**Goal of the exercise**. Identify the lines in the data below that contain "more" and give only how many there are.

**Supplied material**.
• • • • • • •

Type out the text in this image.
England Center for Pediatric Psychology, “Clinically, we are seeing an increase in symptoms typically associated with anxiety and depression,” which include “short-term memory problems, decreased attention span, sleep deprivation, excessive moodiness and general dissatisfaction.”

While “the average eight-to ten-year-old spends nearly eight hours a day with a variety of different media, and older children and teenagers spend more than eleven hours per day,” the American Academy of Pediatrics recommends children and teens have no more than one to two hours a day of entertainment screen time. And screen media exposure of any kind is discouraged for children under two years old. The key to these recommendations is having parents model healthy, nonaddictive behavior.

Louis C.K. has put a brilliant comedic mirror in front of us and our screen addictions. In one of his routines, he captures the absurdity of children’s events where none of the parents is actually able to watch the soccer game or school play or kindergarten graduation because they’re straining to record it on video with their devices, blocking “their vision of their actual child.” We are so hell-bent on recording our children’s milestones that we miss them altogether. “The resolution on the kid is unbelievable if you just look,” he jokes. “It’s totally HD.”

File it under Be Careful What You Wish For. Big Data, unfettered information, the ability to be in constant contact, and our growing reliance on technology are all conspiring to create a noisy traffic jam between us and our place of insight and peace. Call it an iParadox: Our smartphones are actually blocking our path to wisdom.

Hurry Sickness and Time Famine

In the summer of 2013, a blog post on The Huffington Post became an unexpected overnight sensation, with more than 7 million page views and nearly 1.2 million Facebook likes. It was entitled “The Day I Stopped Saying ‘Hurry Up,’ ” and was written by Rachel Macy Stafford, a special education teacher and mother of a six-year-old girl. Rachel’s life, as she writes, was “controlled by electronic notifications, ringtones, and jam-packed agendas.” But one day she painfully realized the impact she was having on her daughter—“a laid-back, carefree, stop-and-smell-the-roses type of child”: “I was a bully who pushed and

• • • • • • •

**Response to the exercise**. 2